• _Stored entries_:
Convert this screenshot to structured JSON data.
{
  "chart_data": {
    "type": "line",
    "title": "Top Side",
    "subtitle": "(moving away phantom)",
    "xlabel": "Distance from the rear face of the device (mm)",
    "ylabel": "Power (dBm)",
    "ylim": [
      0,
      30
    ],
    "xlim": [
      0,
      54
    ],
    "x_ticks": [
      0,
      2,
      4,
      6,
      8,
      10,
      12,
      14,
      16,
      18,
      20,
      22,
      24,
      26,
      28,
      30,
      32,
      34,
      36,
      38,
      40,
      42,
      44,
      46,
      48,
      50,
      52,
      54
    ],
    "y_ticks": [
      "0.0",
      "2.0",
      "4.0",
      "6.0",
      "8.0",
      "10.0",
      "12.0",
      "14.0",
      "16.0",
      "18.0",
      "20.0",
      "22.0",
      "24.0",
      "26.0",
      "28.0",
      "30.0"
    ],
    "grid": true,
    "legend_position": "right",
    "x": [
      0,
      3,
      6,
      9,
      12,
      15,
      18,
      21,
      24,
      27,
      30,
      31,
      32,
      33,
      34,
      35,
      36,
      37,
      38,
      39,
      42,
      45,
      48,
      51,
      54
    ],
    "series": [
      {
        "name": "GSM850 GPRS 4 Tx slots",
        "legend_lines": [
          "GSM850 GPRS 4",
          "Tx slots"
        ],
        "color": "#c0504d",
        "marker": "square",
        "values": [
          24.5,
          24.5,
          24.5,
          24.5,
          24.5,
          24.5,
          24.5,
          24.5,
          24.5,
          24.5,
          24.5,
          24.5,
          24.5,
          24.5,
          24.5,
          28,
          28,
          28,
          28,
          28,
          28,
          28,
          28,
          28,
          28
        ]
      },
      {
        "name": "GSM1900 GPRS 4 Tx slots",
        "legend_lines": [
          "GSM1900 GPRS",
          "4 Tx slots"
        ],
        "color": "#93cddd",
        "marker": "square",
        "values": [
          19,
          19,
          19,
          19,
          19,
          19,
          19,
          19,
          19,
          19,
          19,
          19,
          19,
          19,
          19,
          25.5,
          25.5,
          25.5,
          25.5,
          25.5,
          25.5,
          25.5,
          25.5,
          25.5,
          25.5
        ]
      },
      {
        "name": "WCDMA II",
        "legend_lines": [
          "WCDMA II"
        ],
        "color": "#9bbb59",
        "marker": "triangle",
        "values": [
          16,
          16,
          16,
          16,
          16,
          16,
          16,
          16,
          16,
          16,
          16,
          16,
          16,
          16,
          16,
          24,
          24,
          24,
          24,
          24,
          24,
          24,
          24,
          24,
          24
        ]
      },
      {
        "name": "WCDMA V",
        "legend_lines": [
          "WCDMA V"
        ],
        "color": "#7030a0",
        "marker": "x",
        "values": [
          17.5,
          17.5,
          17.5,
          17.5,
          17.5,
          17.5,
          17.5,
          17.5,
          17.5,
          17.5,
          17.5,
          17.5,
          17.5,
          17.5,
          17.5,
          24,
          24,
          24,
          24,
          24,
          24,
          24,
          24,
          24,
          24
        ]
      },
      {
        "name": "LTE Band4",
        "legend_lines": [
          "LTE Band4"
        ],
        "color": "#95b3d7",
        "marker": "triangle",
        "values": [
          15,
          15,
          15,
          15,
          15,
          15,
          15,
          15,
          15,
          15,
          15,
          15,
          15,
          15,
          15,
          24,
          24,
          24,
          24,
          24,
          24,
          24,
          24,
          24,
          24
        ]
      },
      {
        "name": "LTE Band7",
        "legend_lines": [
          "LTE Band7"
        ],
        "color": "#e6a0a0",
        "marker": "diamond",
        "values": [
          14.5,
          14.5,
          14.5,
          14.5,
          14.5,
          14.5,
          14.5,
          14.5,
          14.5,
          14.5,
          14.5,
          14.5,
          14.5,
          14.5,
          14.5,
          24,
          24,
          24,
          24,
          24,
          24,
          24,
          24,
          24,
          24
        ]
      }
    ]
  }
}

• _TASK REQUIREMENTS_:
Copy all lines from the listing that contain "WCDMA".

• _REPLY TO THE TASK_:
        "name": "WCDMA II",
          "WCDMA II"
        "name": "WCDMA V",
          "WCDMA V"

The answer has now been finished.